» **GOAL OF THE EXERCISE**: How many lines in the records below hold the string "стики"? Please answer with the number and nothing more.

» **DATA RECORDS**:
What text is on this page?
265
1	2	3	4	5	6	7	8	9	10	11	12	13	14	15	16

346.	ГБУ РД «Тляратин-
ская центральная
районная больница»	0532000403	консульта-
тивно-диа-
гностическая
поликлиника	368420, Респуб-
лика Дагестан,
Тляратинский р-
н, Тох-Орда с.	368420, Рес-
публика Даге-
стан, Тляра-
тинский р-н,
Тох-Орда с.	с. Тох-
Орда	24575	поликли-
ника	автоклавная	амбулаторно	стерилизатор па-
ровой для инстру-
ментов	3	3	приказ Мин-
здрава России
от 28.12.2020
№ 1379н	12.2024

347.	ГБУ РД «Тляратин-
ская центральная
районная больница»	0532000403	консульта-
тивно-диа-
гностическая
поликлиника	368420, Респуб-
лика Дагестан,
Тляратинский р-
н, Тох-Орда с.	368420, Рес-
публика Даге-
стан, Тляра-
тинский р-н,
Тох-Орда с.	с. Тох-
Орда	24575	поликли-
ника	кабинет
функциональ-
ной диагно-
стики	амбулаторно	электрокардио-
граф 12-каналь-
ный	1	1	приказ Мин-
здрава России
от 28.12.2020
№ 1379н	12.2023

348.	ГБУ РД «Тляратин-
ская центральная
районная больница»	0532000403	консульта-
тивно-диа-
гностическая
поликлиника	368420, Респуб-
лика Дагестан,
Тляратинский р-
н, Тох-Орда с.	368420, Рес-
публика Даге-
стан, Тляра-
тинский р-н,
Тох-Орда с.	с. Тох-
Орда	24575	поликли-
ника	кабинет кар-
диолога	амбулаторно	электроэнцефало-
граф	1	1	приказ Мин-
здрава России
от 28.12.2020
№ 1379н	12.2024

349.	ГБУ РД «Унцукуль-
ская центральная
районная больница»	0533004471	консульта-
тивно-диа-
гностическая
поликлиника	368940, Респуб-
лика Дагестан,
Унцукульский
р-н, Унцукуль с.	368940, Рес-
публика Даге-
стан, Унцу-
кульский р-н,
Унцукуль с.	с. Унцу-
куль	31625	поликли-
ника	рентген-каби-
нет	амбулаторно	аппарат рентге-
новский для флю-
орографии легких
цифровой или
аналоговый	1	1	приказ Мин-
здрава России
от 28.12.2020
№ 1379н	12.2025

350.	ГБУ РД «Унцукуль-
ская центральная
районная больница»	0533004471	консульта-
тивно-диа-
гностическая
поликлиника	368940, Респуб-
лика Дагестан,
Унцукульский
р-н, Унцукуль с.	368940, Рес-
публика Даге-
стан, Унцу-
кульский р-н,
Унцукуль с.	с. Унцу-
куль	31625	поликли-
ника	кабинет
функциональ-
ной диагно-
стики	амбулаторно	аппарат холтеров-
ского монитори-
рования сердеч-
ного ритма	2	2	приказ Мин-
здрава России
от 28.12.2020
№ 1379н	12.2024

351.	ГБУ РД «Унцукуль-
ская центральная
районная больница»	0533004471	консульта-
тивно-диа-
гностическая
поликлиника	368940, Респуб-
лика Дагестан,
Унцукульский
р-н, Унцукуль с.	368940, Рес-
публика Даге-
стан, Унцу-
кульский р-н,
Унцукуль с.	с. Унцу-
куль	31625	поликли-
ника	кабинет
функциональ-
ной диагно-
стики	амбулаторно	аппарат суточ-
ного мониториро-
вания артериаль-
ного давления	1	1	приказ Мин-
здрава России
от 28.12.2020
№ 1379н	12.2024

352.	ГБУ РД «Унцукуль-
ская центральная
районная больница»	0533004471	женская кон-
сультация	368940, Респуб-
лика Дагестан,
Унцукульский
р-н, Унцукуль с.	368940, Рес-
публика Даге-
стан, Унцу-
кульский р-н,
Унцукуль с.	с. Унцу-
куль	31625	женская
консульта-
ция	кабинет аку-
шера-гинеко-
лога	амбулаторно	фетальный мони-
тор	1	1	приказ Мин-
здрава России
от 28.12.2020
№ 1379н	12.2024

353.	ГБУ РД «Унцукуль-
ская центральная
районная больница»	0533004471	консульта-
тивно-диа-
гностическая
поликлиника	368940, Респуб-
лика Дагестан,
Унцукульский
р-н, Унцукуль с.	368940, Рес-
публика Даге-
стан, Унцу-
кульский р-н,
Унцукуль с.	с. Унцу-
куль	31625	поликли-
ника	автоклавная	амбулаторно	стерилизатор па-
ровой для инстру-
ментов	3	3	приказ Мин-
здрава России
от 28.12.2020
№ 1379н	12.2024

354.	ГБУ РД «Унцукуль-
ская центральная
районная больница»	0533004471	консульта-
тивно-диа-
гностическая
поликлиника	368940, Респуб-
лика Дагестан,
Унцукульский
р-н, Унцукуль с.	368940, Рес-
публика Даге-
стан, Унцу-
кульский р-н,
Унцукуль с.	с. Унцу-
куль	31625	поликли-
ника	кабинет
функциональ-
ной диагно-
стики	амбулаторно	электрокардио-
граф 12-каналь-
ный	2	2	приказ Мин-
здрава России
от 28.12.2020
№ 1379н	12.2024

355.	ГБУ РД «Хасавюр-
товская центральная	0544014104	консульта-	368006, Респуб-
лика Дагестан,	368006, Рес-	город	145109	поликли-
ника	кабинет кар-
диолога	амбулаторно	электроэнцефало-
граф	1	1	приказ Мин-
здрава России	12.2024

» **IN RESPONSE**: 4